▶ [Direction] Find every line of the listing below where "电势增大" appears, and copy it.

▬▬▬

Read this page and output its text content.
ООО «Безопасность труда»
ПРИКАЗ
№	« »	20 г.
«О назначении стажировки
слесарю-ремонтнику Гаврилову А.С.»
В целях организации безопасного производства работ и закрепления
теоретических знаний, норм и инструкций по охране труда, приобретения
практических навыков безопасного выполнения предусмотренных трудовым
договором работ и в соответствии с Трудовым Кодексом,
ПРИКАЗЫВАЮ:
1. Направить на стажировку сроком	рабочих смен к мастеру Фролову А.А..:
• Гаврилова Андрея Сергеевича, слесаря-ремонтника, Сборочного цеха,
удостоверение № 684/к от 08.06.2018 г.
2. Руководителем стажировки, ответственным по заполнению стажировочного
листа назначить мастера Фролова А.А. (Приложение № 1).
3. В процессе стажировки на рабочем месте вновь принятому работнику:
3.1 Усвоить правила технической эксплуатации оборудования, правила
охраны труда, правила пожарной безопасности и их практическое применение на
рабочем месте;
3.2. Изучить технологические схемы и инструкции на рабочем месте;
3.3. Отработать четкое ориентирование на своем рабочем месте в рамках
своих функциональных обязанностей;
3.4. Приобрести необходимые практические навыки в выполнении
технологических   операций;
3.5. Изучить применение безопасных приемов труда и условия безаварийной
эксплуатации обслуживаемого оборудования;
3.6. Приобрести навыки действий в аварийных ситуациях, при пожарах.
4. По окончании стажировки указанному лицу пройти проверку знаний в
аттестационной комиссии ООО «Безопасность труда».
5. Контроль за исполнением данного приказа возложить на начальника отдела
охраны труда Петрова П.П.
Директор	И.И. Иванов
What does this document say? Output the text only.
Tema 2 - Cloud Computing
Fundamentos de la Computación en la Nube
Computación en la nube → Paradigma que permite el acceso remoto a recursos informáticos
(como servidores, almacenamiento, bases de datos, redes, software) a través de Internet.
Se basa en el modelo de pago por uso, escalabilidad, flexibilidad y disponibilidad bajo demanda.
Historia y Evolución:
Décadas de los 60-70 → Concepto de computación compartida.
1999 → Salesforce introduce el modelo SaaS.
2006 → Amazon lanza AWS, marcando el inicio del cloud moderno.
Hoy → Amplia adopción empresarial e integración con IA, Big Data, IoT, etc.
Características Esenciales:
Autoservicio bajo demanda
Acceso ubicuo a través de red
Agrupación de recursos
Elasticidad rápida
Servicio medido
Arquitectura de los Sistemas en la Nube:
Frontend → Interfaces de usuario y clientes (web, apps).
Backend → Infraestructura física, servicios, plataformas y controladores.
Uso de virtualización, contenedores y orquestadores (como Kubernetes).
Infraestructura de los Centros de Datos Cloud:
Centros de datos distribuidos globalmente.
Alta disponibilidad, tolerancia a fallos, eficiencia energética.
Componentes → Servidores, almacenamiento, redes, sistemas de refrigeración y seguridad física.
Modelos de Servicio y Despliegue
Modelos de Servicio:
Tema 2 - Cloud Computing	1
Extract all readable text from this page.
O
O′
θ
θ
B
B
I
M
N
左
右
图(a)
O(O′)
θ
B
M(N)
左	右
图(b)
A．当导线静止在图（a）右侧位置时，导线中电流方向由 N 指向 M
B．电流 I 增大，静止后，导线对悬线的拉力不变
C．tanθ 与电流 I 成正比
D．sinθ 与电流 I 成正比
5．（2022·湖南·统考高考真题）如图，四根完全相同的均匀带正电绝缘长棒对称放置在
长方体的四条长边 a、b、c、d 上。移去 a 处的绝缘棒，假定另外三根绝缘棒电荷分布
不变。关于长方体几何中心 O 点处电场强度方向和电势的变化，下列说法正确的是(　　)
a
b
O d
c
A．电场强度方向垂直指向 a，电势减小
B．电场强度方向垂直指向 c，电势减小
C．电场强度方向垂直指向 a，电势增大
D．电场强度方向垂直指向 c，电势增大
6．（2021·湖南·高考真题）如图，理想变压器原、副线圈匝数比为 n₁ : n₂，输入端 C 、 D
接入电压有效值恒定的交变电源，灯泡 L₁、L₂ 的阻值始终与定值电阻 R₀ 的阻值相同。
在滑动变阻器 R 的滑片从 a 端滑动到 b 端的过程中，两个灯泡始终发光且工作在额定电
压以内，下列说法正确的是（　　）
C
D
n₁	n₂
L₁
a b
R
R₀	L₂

▬▬▬

▶ [Finished exercise]
C．电场强度方向垂直指向 a，电势增大
D．电场强度方向垂直指向 c，电势增大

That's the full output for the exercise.